What the exercise asks: For each line below that includes the word "hain", make a copy.

Data excerpts:
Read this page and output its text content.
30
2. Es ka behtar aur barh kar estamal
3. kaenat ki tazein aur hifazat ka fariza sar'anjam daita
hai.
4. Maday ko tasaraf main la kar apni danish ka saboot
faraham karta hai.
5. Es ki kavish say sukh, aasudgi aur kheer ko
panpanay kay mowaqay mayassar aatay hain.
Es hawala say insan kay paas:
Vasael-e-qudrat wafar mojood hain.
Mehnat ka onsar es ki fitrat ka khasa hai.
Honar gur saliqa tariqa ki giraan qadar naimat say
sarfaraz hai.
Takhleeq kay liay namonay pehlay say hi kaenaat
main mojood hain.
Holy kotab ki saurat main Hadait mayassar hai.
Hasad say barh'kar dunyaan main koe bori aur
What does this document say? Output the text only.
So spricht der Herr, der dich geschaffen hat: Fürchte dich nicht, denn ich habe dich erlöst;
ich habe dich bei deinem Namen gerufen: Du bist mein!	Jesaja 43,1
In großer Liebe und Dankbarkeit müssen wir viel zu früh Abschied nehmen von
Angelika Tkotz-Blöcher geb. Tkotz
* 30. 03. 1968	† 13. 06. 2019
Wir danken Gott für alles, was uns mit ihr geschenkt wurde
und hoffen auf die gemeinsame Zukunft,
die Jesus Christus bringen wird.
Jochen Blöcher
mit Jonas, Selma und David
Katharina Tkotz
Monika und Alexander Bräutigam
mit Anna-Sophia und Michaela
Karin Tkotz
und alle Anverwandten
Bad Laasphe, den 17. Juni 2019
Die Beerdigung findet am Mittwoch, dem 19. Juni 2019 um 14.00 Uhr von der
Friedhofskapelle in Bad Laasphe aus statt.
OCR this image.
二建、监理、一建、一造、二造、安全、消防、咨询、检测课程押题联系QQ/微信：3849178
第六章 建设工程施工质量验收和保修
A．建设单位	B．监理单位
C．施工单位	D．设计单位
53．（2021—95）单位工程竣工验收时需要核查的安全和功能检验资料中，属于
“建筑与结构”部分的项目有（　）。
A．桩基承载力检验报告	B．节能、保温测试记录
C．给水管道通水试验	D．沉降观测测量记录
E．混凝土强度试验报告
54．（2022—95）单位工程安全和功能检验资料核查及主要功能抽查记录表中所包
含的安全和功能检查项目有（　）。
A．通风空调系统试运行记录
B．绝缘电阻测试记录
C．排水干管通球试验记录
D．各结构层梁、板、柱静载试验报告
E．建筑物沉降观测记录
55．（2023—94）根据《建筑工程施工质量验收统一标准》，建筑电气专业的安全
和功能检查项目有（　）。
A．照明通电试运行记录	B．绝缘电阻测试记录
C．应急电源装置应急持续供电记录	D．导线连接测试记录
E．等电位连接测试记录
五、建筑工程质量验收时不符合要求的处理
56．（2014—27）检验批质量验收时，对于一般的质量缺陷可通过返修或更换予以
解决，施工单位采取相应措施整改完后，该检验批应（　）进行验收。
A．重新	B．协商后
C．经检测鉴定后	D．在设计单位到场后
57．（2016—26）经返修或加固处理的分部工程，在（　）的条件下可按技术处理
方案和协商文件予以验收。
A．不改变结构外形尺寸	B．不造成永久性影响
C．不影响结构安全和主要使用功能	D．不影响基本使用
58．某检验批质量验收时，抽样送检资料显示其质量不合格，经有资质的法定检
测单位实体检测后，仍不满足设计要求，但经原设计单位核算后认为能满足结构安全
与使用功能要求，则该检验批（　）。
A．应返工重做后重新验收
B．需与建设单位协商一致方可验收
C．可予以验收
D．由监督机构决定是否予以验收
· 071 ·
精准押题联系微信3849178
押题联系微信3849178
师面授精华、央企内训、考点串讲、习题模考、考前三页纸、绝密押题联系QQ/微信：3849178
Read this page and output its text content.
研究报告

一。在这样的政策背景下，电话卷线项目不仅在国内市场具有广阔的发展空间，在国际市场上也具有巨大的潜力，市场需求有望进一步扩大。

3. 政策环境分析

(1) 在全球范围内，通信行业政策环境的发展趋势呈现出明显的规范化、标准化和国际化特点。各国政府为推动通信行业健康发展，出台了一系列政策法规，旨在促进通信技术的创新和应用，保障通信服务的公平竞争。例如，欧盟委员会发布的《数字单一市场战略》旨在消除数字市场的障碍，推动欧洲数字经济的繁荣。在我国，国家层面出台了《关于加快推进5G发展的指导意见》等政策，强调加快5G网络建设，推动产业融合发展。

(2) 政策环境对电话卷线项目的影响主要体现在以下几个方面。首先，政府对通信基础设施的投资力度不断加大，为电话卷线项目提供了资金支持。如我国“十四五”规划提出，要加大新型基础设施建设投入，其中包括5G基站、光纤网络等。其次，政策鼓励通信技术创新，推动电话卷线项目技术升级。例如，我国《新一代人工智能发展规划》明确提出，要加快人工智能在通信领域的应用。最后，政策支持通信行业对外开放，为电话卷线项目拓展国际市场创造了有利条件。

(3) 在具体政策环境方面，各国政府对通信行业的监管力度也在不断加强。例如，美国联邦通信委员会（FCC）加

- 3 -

The answer:
panpanay kay mowaqay mayassar aatay hain.
Vasael-e-qudrat wafar mojood hain.
main mojood hain.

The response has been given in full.